» **Exercise brief**: How many lines of the records below contain the word "this"? Answer with the number alone.

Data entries
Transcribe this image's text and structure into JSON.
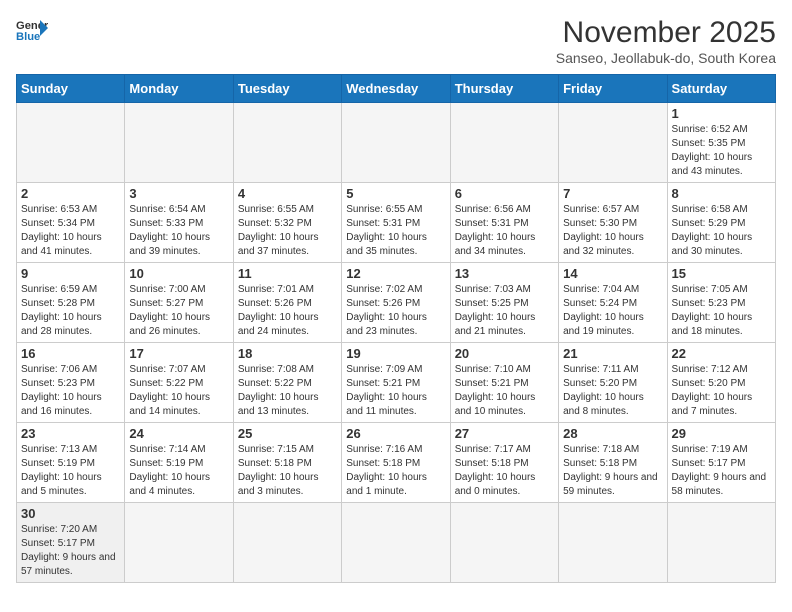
{
  "logo": {
    "text_general": "General",
    "text_blue": "Blue"
  },
  "header": {
    "month": "November 2025",
    "location": "Sanseo, Jeollabuk-do, South Korea"
  },
  "days_of_week": [
    "Sunday",
    "Monday",
    "Tuesday",
    "Wednesday",
    "Thursday",
    "Friday",
    "Saturday"
  ],
  "weeks": [
    [
      {
        "day": "",
        "info": ""
      },
      {
        "day": "",
        "info": ""
      },
      {
        "day": "",
        "info": ""
      },
      {
        "day": "",
        "info": ""
      },
      {
        "day": "",
        "info": ""
      },
      {
        "day": "",
        "info": ""
      },
      {
        "day": "1",
        "info": "Sunrise: 6:52 AM\nSunset: 5:35 PM\nDaylight: 10 hours and 43 minutes."
      }
    ],
    [
      {
        "day": "2",
        "info": "Sunrise: 6:53 AM\nSunset: 5:34 PM\nDaylight: 10 hours and 41 minutes."
      },
      {
        "day": "3",
        "info": "Sunrise: 6:54 AM\nSunset: 5:33 PM\nDaylight: 10 hours and 39 minutes."
      },
      {
        "day": "4",
        "info": "Sunrise: 6:55 AM\nSunset: 5:32 PM\nDaylight: 10 hours and 37 minutes."
      },
      {
        "day": "5",
        "info": "Sunrise: 6:55 AM\nSunset: 5:31 PM\nDaylight: 10 hours and 35 minutes."
      },
      {
        "day": "6",
        "info": "Sunrise: 6:56 AM\nSunset: 5:31 PM\nDaylight: 10 hours and 34 minutes."
      },
      {
        "day": "7",
        "info": "Sunrise: 6:57 AM\nSunset: 5:30 PM\nDaylight: 10 hours and 32 minutes."
      },
      {
        "day": "8",
        "info": "Sunrise: 6:58 AM\nSunset: 5:29 PM\nDaylight: 10 hours and 30 minutes."
      }
    ],
    [
      {
        "day": "9",
        "info": "Sunrise: 6:59 AM\nSunset: 5:28 PM\nDaylight: 10 hours and 28 minutes."
      },
      {
        "day": "10",
        "info": "Sunrise: 7:00 AM\nSunset: 5:27 PM\nDaylight: 10 hours and 26 minutes."
      },
      {
        "day": "11",
        "info": "Sunrise: 7:01 AM\nSunset: 5:26 PM\nDaylight: 10 hours and 24 minutes."
      },
      {
        "day": "12",
        "info": "Sunrise: 7:02 AM\nSunset: 5:26 PM\nDaylight: 10 hours and 23 minutes."
      },
      {
        "day": "13",
        "info": "Sunrise: 7:03 AM\nSunset: 5:25 PM\nDaylight: 10 hours and 21 minutes."
      },
      {
        "day": "14",
        "info": "Sunrise: 7:04 AM\nSunset: 5:24 PM\nDaylight: 10 hours and 19 minutes."
      },
      {
        "day": "15",
        "info": "Sunrise: 7:05 AM\nSunset: 5:23 PM\nDaylight: 10 hours and 18 minutes."
      }
    ],
    [
      {
        "day": "16",
        "info": "Sunrise: 7:06 AM\nSunset: 5:23 PM\nDaylight: 10 hours and 16 minutes."
      },
      {
        "day": "17",
        "info": "Sunrise: 7:07 AM\nSunset: 5:22 PM\nDaylight: 10 hours and 14 minutes."
      },
      {
        "day": "18",
        "info": "Sunrise: 7:08 AM\nSunset: 5:22 PM\nDaylight: 10 hours and 13 minutes."
      },
      {
        "day": "19",
        "info": "Sunrise: 7:09 AM\nSunset: 5:21 PM\nDaylight: 10 hours and 11 minutes."
      },
      {
        "day": "20",
        "info": "Sunrise: 7:10 AM\nSunset: 5:21 PM\nDaylight: 10 hours and 10 minutes."
      },
      {
        "day": "21",
        "info": "Sunrise: 7:11 AM\nSunset: 5:20 PM\nDaylight: 10 hours and 8 minutes."
      },
      {
        "day": "22",
        "info": "Sunrise: 7:12 AM\nSunset: 5:20 PM\nDaylight: 10 hours and 7 minutes."
      }
    ],
    [
      {
        "day": "23",
        "info": "Sunrise: 7:13 AM\nSunset: 5:19 PM\nDaylight: 10 hours and 5 minutes."
      },
      {
        "day": "24",
        "info": "Sunrise: 7:14 AM\nSunset: 5:19 PM\nDaylight: 10 hours and 4 minutes."
      },
      {
        "day": "25",
        "info": "Sunrise: 7:15 AM\nSunset: 5:18 PM\nDaylight: 10 hours and 3 minutes."
      },
      {
        "day": "26",
        "info": "Sunrise: 7:16 AM\nSunset: 5:18 PM\nDaylight: 10 hours and 1 minute."
      },
      {
        "day": "27",
        "info": "Sunrise: 7:17 AM\nSunset: 5:18 PM\nDaylight: 10 hours and 0 minutes."
      },
      {
        "day": "28",
        "info": "Sunrise: 7:18 AM\nSunset: 5:18 PM\nDaylight: 9 hours and 59 minutes."
      },
      {
        "day": "29",
        "info": "Sunrise: 7:19 AM\nSunset: 5:17 PM\nDaylight: 9 hours and 58 minutes."
      }
    ],
    [
      {
        "day": "30",
        "info": "Sunrise: 7:20 AM\nSunset: 5:17 PM\nDaylight: 9 hours and 57 minutes."
      },
      {
        "day": "",
        "info": ""
      },
      {
        "day": "",
        "info": ""
      },
      {
        "day": "",
        "info": ""
      },
      {
        "day": "",
        "info": ""
      },
      {
        "day": "",
        "info": ""
      },
      {
        "day": "",
        "info": ""
      }
    ]
  ]
}
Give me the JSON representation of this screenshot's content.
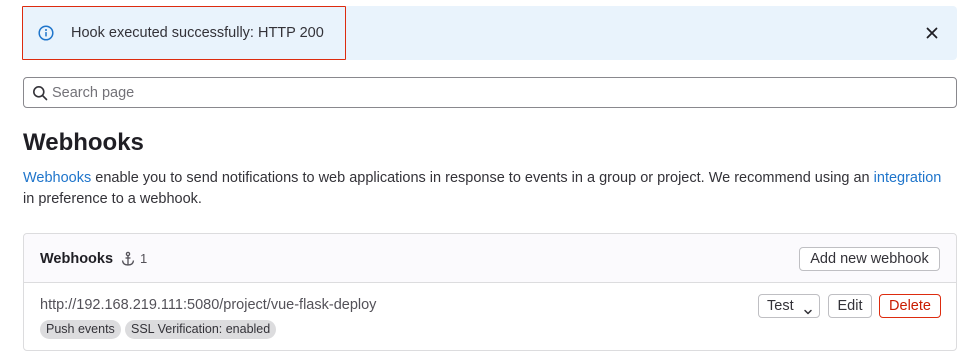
{
  "alert": {
    "message": "Hook executed successfully: HTTP 200",
    "icon": "info-icon",
    "close_icon": "close-icon"
  },
  "search": {
    "placeholder": "Search page",
    "value": "",
    "icon": "search-icon"
  },
  "page": {
    "title": "Webhooks",
    "description_link_1": "Webhooks",
    "description_part_1": " enable you to send notifications to web applications in response to events in a group or project. We recommend using an ",
    "description_link_2": "integration",
    "description_part_2": " in preference to a webhook."
  },
  "webhooks_card": {
    "title": "Webhooks",
    "count_icon": "anchor-icon",
    "count": "1",
    "add_button": "Add new webhook",
    "hooks": [
      {
        "url": "http://192.168.219.111:5080/project/vue-flask-deploy",
        "badges": [
          "Push events",
          "SSL Verification: enabled"
        ],
        "test_label": "Test",
        "edit_label": "Edit",
        "delete_label": "Delete"
      }
    ]
  },
  "colors": {
    "alert_bg": "#e9f3fc",
    "link": "#1f75cb",
    "danger": "#dd2b0e",
    "highlight_border": "#dd2b0e"
  }
}
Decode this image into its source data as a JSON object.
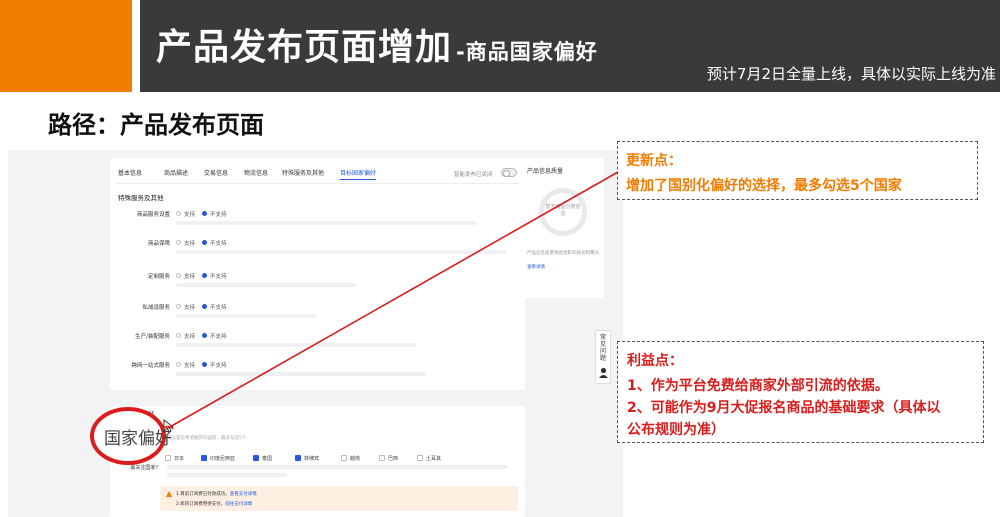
{
  "slide": {
    "title": "产品发布页面增加",
    "title_suffix": "-商品国家偏好",
    "note": "预计7月2日全量上线，具体以实际上线为准",
    "path_label": "路径：产品发布页面"
  },
  "form": {
    "tabs": [
      "基本信息",
      "商品描述",
      "交易信息",
      "物流信息",
      "特殊服务及其他",
      "目标国家偏好"
    ],
    "active_tab": "目标国家偏好",
    "toggle_label": "智能发布已关闭",
    "section_title": "特殊服务及其他",
    "services": [
      {
        "name": "商品服务设置",
        "opt1": "支持",
        "opt2": "不支持"
      },
      {
        "name": "商品保障",
        "opt1": "支持",
        "opt2": "不支持"
      },
      {
        "name": "定制服务",
        "opt1": "支持",
        "opt2": "不支持"
      },
      {
        "name": "私域设服务",
        "opt1": "支持",
        "opt2": "不支持"
      },
      {
        "name": "生产/装配服务",
        "opt1": "支持",
        "opt2": "不支持"
      },
      {
        "name": "跨网一站式服务",
        "opt1": "支持",
        "opt2": "不支持"
      }
    ],
    "side_panel": {
      "title": "产品信息质量",
      "circle_text": "暂无商品分类信息",
      "desc": "产品信息质量将直接影响排名和曝光",
      "link": "查看详情"
    },
    "preference": {
      "section_title": "目标国家偏好",
      "circled_label": "国家偏好",
      "help_text": "可设置您希望推荐的国家，最多勾选5个",
      "question": "最关注国家?",
      "countries": [
        {
          "name": "日本",
          "checked": false
        },
        {
          "name": "印度尼西亚",
          "checked": true
        },
        {
          "name": "泰国",
          "checked": true
        },
        {
          "name": "菲律宾",
          "checked": true
        },
        {
          "name": "越南",
          "checked": false
        },
        {
          "name": "巴西",
          "checked": false
        },
        {
          "name": "土耳其",
          "checked": false
        }
      ],
      "warn_lines": [
        {
          "text": "1.目前订阅费已付款成功，",
          "link": "查看支付详情"
        },
        {
          "text": "2.新的订阅费用待支付，",
          "link": "前往支付详情"
        }
      ]
    },
    "side_contact": "常见问题"
  },
  "callouts": {
    "update_head": "更新点：",
    "update_body": "增加了国别化偏好的选择，最多勾选5个国家",
    "benefit_head": "利益点：",
    "benefit_lines": [
      "1、作为平台免费给商家外部引流的依据。",
      "2、可能作为9月大促报名商品的基础要求（具体以",
      "公布规则为准）"
    ]
  },
  "colors": {
    "accent_orange": "#f07c00",
    "title_bar": "#3a3a3a",
    "highlight_red": "#d91d1d",
    "link_blue": "#2458e0"
  }
}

» **Solution to the problem**: 3